• [TEXTABSCHNITT]:
=======
Deshalb sang sie auch für ihre Tochter eigentlich nie. „Als ich klein war, hat sie wohl viel mit mir auf dem Arm zu Musik getanzt. Ich habe gemerkt, wie sehr sie Musik liebte.“ Aber erst als Ixkes — heute 51 — etwa zehn oder elf Jahre alt war, sang ihre Mutter für sie. „Den Anlass weiß ich nicht mehr. Aber danach hat sie mir zum ersten Mal von all diesen Dingen, von ihrer Kindheit erzählt.“ Auch, dass sie den Zweiten Weltkrieg vielleicht nur überlebte, weil sie im Waisenhaus war. Denn ihr Vater war vermutlich ein jüdischer Musiker.

Mit einem lieben Menschen verbindet auch der Krefelder Kirchenmusiker Heinz-Peter Kortmann sein Lieblingslied. „Nun freut euch, ihr Christen“ ist für den 46-Jährigen ein „sehr festliches und freudiges Lied“, das für ihn fester Bestandteil der Messe am Heiligen Abend und auch am zweiten Weihnachtsfeiertag in St. Christophorus ist. „Es gehört für mich einfach zu Weihnachten. Ich habe eine Orchesterbearbeitung des Liedes geschrieben. 1997, als meine Oma starb. Seitdem steht es jedes Jahr auf dem Programm“, erzählt Kortmann, der die handgeschriebenen Noten noch immer hütet. „Wenn ich das Lied höre, ist meine Oma dabei.“

Wesentlich jüngeren Datums und fröhlicheren Anlasses ist die Erinnerung von Robert van Beek, Vorsitzender des Vereins Kulturfabrik Krefeld, die „We wish you a merry christmas“ zu seinem aktuellen Lieblingslied gekürt hat. „Wir hatten in der Kufa das Comedy-Duo Nickelodeon zu Gast. Die beiden Engländer haben das Lied zusammen mit uns gesungen. Das hat so viel Spaß gemacht. Die waren überhaupt so toll“, begeistert sich van Beek über „das einzige englische Weihnachtslied, das auch Bezug auf das Neue Jahr nimmt“.
=======
Annotierte Elementlisten:
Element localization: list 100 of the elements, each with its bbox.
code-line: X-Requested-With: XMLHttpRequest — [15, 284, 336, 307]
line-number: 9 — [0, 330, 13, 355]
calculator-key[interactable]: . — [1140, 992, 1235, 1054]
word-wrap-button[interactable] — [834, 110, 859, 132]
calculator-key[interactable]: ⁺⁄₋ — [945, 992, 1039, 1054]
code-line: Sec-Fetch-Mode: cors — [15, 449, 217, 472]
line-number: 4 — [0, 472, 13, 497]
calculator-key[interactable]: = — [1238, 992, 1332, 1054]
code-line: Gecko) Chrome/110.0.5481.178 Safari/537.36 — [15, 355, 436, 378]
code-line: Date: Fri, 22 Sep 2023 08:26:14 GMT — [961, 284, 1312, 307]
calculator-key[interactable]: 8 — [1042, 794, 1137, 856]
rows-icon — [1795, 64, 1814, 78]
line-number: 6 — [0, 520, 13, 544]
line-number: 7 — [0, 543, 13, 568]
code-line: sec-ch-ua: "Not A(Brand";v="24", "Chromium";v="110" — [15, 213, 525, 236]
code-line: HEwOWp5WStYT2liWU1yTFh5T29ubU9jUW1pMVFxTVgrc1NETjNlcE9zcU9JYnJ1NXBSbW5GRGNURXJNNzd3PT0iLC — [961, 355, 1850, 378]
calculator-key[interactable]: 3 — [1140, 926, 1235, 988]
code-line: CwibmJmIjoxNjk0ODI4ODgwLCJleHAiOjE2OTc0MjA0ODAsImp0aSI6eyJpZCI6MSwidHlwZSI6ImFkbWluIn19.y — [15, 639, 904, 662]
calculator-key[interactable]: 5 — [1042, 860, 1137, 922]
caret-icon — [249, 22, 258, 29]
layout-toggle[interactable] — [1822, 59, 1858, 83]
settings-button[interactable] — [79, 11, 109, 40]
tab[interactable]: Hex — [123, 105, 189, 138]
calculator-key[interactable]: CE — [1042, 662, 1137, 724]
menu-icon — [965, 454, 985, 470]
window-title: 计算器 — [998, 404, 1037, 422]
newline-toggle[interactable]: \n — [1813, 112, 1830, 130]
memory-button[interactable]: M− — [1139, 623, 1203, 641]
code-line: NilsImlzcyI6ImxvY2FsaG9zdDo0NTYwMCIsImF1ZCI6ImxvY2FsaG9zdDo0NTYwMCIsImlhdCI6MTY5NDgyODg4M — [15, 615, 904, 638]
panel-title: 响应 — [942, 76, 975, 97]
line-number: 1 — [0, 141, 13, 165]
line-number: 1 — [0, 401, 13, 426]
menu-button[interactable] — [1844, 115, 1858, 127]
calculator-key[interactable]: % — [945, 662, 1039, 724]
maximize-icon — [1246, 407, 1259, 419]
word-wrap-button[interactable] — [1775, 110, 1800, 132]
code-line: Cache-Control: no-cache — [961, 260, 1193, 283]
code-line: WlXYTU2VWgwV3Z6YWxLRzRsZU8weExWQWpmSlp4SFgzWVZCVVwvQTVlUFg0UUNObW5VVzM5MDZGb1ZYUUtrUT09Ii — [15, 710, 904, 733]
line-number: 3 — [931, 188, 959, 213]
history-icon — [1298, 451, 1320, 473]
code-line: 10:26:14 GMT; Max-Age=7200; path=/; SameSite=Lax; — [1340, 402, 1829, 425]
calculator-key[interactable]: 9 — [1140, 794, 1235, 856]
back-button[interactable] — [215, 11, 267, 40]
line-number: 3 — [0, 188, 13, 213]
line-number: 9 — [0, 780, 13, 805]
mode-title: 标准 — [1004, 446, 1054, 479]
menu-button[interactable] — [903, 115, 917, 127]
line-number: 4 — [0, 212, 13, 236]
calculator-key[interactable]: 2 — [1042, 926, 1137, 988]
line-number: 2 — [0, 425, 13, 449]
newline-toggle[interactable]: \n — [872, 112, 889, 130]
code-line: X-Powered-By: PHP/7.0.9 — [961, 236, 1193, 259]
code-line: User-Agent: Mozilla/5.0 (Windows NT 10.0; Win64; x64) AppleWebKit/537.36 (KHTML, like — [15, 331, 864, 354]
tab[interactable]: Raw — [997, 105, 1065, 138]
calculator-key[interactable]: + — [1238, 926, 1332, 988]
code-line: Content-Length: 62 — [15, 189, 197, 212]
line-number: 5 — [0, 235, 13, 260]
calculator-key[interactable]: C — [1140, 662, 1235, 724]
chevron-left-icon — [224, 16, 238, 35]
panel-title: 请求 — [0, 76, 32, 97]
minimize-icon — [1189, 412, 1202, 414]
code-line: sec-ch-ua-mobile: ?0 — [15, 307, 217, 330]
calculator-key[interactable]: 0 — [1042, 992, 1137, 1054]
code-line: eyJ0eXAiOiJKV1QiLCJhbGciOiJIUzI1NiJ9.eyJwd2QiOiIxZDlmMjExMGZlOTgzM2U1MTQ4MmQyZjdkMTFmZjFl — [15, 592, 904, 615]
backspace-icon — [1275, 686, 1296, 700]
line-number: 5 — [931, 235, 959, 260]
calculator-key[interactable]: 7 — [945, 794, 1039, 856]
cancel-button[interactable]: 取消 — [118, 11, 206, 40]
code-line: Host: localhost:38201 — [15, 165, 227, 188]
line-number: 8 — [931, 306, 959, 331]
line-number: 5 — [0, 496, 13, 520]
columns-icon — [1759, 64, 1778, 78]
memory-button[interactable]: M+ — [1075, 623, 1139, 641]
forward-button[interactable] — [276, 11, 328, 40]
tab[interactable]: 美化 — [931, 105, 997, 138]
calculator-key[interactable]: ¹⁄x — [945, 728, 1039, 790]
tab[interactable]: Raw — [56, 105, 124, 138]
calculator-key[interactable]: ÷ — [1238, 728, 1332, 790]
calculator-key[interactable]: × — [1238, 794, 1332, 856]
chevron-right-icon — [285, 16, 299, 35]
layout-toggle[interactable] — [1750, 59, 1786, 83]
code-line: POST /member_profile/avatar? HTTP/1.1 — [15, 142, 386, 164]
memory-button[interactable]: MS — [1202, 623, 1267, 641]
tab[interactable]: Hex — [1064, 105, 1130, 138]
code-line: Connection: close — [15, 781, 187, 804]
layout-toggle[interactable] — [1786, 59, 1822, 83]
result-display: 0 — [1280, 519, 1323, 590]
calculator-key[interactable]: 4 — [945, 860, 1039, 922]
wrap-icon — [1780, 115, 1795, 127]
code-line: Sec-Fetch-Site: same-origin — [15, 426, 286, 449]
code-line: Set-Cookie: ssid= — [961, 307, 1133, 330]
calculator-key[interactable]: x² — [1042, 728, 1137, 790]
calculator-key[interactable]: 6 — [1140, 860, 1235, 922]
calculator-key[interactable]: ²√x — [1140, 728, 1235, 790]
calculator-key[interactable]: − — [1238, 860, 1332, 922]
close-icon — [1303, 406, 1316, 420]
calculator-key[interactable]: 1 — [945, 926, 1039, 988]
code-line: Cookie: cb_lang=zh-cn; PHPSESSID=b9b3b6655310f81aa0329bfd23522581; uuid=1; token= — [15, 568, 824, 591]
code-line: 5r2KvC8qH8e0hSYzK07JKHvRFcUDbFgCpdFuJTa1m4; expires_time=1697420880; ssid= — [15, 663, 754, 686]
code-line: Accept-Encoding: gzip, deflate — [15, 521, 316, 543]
=======
• [FOLGENDES BEARBEITEN]:
1/ In welchem Jahr schrieb Heinz-Peter Kortmann laut dem Text über Lieblingsweihnachtslieder seine Orchesterbearbeitung von „Nun freut euch, ihr Christen“?
2/ Schreibe den Text über Lieblingsweihnachtslieder weiter.

• [LÖSUNGEN]:
1/ 1997, als seine Oma starb.

2/
Für die Krefelder Krimi-Autorin Ina Coelen gibt es nur eine plausible Antwort auf die Frage nach ihrem Renner für die Feiertage: „Feliz Navidad“. Der Grund: „Weil ich so einfach ist, dass ich es mitsingen kann.“ Denn obwohl sie die Frau der Texte ist, „kann ich mir sonst keine Liedtexte merken“. Außerdem sei es nicht „so ein schrecklicher Ohrwurm, den man nicht mehr aus dem Kopf bekommt“.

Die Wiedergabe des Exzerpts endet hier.